Provided records>
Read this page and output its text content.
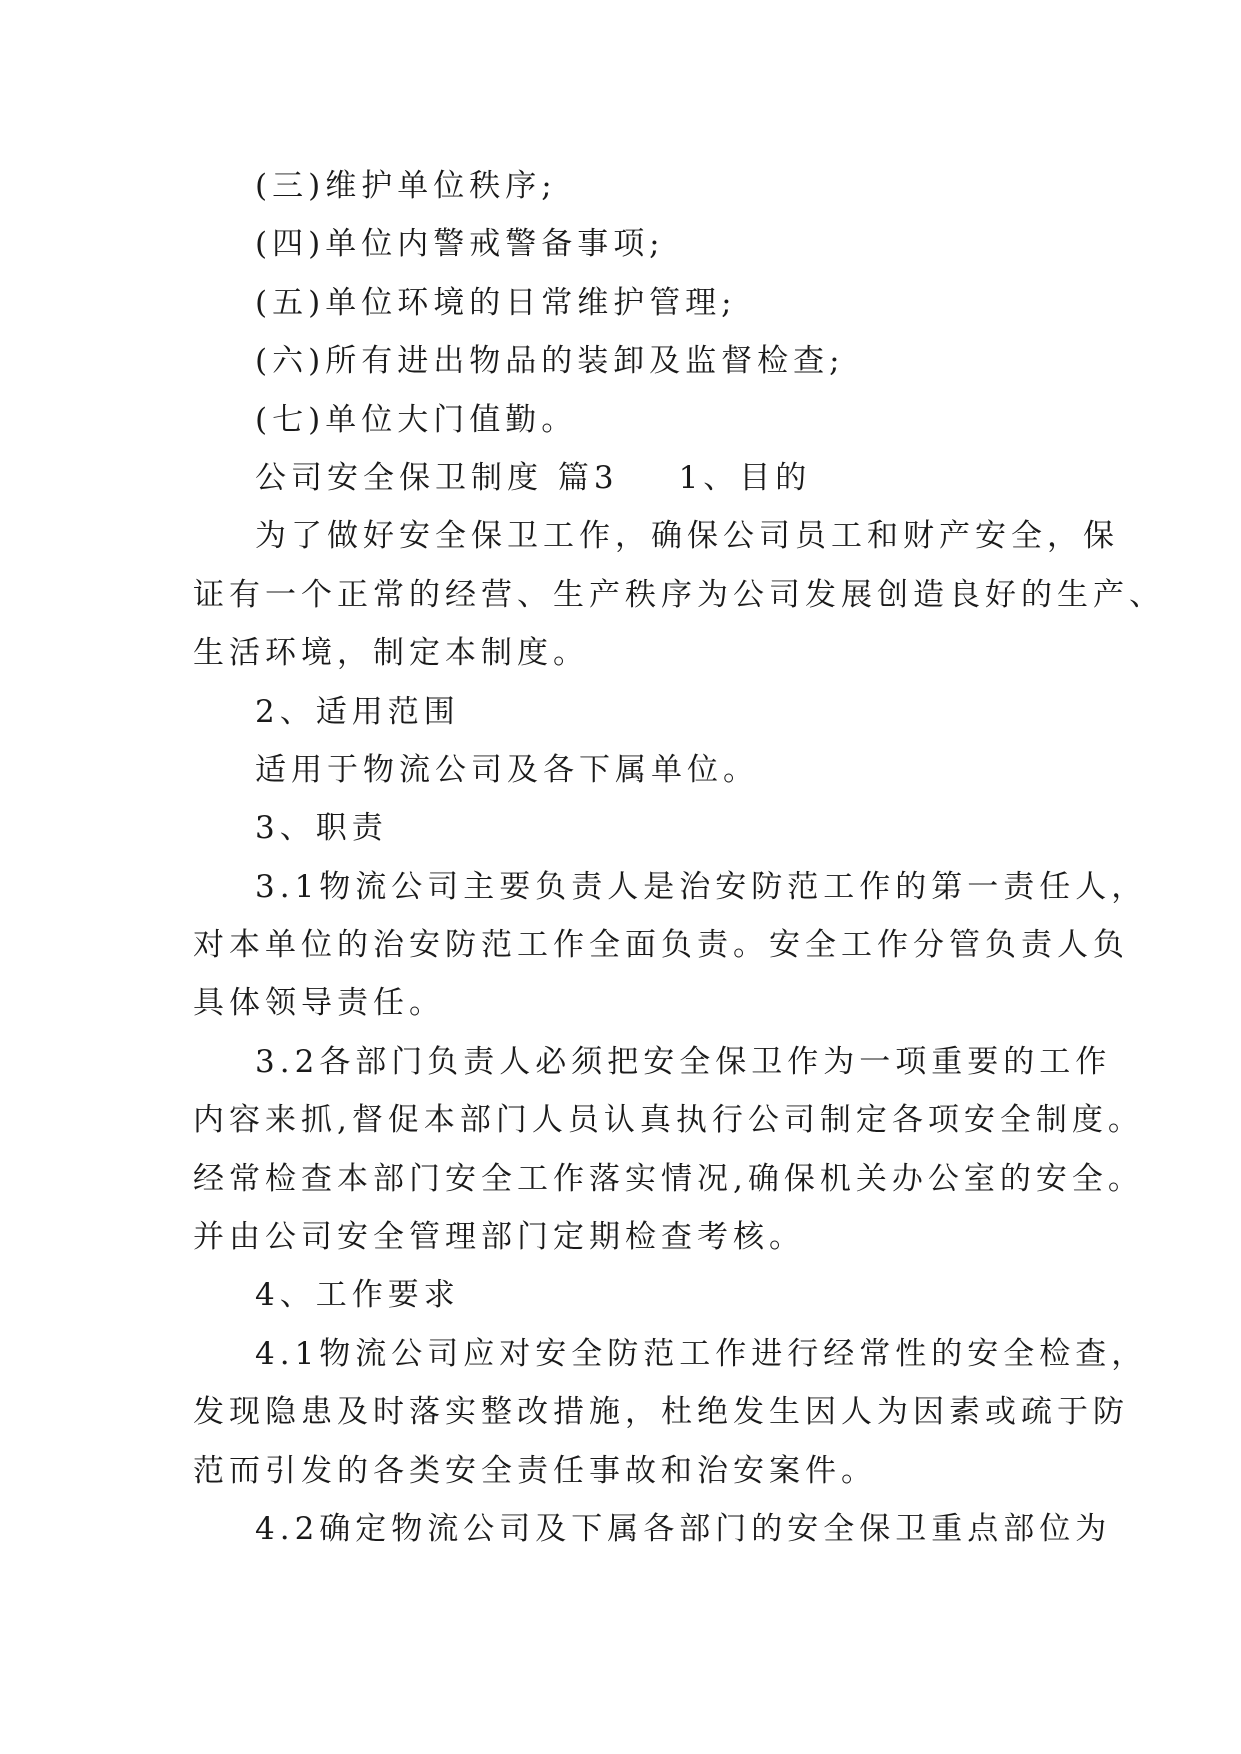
(三)维护单位秩序;
(四)单位内警戒警备事项;
(五)单位环境的日常维护管理;
(六)所有进出物品的装卸及监督检查;
(七)单位大门值勤。
公司安全保卫制度 篇3 1、目的
为了做好安全保卫工作，确保公司员工和财产安全，保
证有一个正常的经营、生产秩序为公司发展创造良好的生产、
生活环境，制定本制度。
2、适用范围
适用于物流公司及各下属单位。
3、职责
3.1物流公司主要负责人是治安防范工作的第一责任人，
对本单位的治安防范工作全面负责。安全工作分管负责人负
具体领导责任。
3.2各部门负责人必须把安全保卫作为一项重要的工作
内容来抓,督促本部门人员认真执行公司制定各项安全制度。
经常检查本部门安全工作落实情况,确保机关办公室的安全。
并由公司安全管理部门定期检查考核。
4、工作要求
4.1物流公司应对安全防范工作进行经常性的安全检查，
发现隐患及时落实整改措施，杜绝发生因人为因素或疏于防
范而引发的各类安全责任事故和治安案件。
4.2确定物流公司及下属各部门的安全保卫重点部位为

Work to complete>
Write out each entry exactly as given, but skip the pictures.

Solved problem>
Read this page and output its text content.
(三)维护单位秩序;
(四)单位内警戒警备事项;
(五)单位环境的日常维护管理;
(六)所有进出物品的装卸及监督检查;
(七)单位大门值勤。
公司安全保卫制度 篇3 1、目的
为了做好安全保卫工作，确保公司员工和财产安全，保
证有一个正常的经营、生产秩序为公司发展创造良好的生产、
生活环境，制定本制度。
2、适用范围
适用于物流公司及各下属单位。
3、职责
3.1物流公司主要负责人是治安防范工作的第一责任人，
对本单位的治安防范工作全面负责。安全工作分管负责人负
具体领导责任。
3.2各部门负责人必须把安全保卫作为一项重要的工作
内容来抓,督促本部门人员认真执行公司制定各项安全制度。
经常检查本部门安全工作落实情况,确保机关办公室的安全。
并由公司安全管理部门定期检查考核。
4、工作要求
4.1物流公司应对安全防范工作进行经常性的安全检查，
发现隐患及时落实整改措施，杜绝发生因人为因素或疏于防
范而引发的各类安全责任事故和治安案件。
4.2确定物流公司及下属各部门的安全保卫重点部位为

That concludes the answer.